DATASET CONTENT =>

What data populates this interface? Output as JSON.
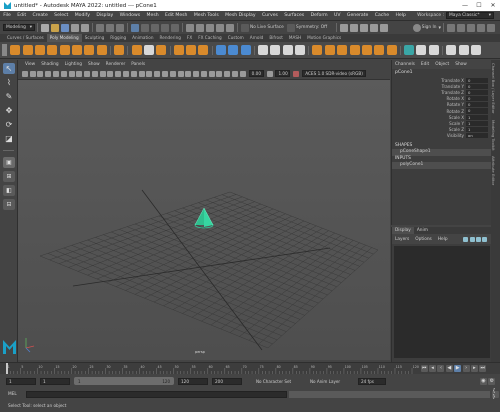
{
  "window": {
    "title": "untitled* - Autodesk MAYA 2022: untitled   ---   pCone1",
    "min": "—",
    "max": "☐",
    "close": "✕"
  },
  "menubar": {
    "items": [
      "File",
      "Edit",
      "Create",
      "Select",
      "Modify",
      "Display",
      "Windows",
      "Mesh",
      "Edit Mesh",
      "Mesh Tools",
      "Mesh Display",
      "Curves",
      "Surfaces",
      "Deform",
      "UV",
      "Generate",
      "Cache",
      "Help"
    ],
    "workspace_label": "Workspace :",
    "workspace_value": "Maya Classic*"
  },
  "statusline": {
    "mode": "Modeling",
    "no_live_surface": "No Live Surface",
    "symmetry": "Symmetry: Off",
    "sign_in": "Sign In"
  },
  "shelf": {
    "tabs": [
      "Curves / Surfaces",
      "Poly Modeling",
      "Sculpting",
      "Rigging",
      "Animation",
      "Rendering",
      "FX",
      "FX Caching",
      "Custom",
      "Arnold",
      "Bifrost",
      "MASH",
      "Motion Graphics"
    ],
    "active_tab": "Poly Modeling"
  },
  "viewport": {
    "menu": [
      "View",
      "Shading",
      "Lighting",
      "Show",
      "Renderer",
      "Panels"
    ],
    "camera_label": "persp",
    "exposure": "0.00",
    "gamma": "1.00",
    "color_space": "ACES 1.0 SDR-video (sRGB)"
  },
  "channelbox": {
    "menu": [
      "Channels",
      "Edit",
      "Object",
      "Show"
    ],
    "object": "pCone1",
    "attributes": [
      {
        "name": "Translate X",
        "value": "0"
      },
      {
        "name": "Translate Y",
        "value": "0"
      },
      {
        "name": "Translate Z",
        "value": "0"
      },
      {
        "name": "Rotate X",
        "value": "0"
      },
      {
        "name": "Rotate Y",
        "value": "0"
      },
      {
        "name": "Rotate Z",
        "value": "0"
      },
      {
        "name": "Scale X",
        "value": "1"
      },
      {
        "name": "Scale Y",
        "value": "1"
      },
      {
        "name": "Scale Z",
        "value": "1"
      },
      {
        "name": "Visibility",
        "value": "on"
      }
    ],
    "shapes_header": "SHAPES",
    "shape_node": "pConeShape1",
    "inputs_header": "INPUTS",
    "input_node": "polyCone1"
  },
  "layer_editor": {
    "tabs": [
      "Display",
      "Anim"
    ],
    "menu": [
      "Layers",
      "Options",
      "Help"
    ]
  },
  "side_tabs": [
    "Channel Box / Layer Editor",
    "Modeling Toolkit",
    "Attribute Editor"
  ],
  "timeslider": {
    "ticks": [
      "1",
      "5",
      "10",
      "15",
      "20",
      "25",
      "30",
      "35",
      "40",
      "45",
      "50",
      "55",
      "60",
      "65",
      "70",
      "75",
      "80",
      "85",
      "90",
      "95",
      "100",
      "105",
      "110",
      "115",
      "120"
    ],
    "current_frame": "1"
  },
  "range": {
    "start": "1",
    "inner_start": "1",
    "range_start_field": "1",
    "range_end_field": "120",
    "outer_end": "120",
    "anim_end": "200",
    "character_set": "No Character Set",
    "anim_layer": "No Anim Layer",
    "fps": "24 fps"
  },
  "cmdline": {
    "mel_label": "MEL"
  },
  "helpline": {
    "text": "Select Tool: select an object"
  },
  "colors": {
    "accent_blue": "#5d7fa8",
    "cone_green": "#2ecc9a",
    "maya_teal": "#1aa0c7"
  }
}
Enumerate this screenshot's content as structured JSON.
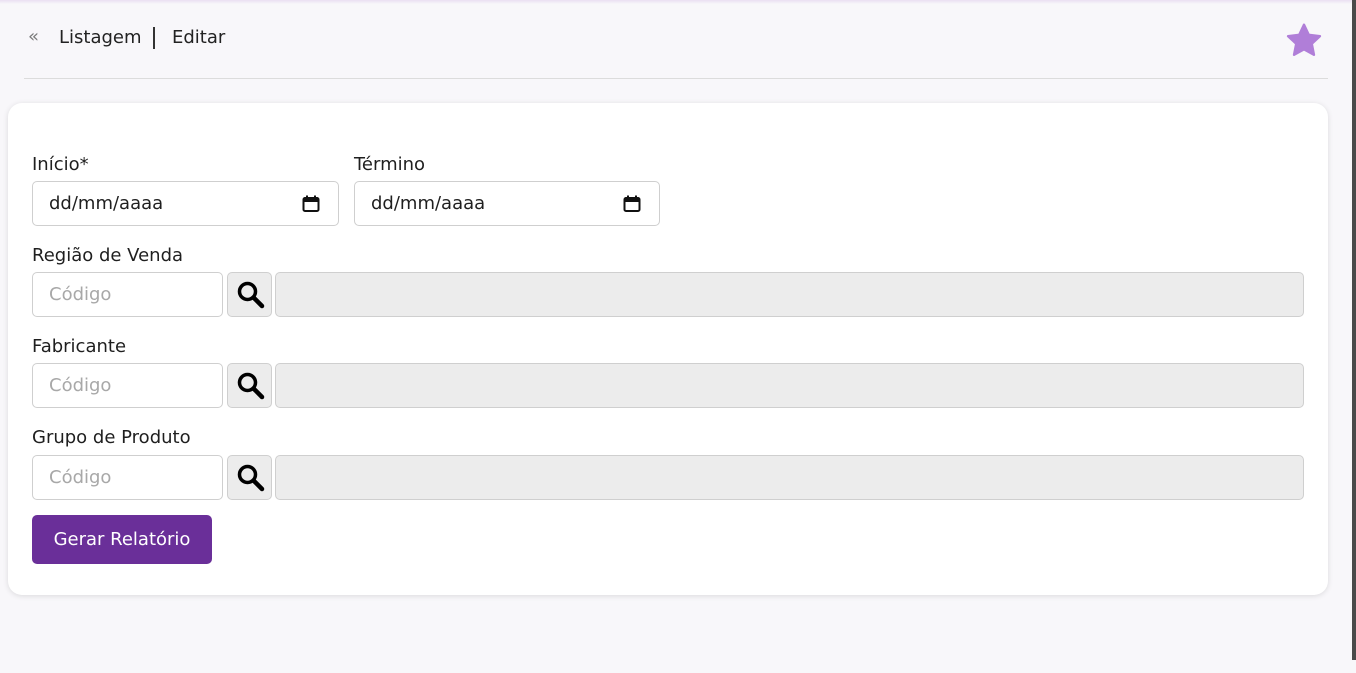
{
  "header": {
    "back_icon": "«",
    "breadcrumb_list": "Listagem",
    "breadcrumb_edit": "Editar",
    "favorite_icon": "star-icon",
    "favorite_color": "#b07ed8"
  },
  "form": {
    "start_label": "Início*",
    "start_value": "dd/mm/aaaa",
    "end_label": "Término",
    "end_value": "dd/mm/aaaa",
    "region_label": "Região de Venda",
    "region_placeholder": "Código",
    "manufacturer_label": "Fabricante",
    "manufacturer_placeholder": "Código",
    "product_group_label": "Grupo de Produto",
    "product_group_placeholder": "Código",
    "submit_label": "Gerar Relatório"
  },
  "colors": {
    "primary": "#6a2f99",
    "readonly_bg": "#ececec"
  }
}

WHAT NEEDS TO BE DONE => Gather and copy every line of the data in which the string "Select" is found.

TASK RESPONSE =>
      "Select",
    "text": "Select Tool: select an object"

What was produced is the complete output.